* _Exercise details_: Find and copy lines holding "this".

[BEGIN Extracted entries]

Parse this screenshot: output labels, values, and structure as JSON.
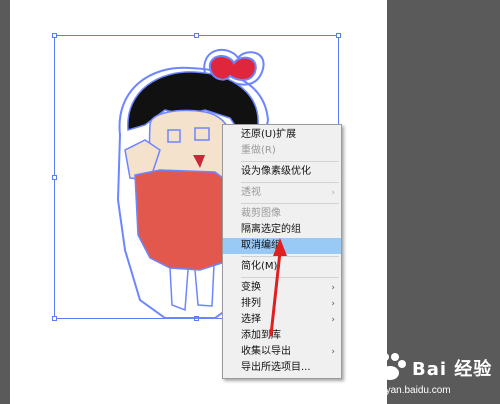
{
  "context_menu": {
    "items": [
      {
        "label": "还原(U)扩展",
        "enabled": true,
        "submenu": false
      },
      {
        "label": "重做(R)",
        "enabled": false,
        "submenu": false
      },
      {
        "label": "设为像素级优化",
        "enabled": true,
        "submenu": false
      },
      {
        "label": "透视",
        "enabled": false,
        "submenu": true
      },
      {
        "label": "裁剪图像",
        "enabled": false,
        "submenu": false
      },
      {
        "label": "隔离选定的组",
        "enabled": true,
        "submenu": false
      },
      {
        "label": "取消编组",
        "enabled": true,
        "submenu": false,
        "highlighted": true
      },
      {
        "label": "简化(M)",
        "enabled": true,
        "submenu": false
      },
      {
        "label": "变换",
        "enabled": true,
        "submenu": true
      },
      {
        "label": "排列",
        "enabled": true,
        "submenu": true
      },
      {
        "label": "选择",
        "enabled": true,
        "submenu": true
      },
      {
        "label": "添加到库",
        "enabled": true,
        "submenu": false
      },
      {
        "label": "收集以导出",
        "enabled": true,
        "submenu": true
      },
      {
        "label": "导出所选项目...",
        "enabled": true,
        "submenu": false
      }
    ],
    "submenu_arrow": "›"
  },
  "watermark": {
    "brand": "Bai 经验",
    "url": "jingyan.baidu.com"
  },
  "colors": {
    "canvas_bg": "#5a5a5a",
    "artboard": "#ffffff",
    "selection": "#5b7cf5",
    "highlight": "#99c9f5",
    "annotation_arrow": "#e02020"
  }
}
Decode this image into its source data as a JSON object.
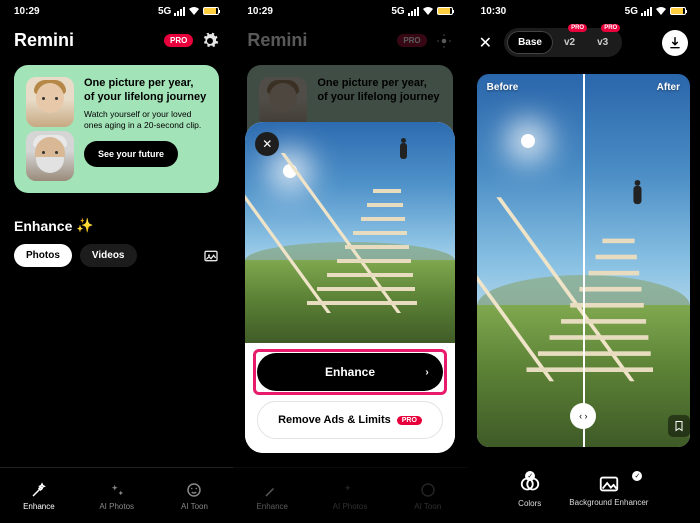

[END Extracted entries]

* _Full answer_:
Parse this screenshot: output labels, values, and structure as JSON.
Decode this image into its source data as a JSON object.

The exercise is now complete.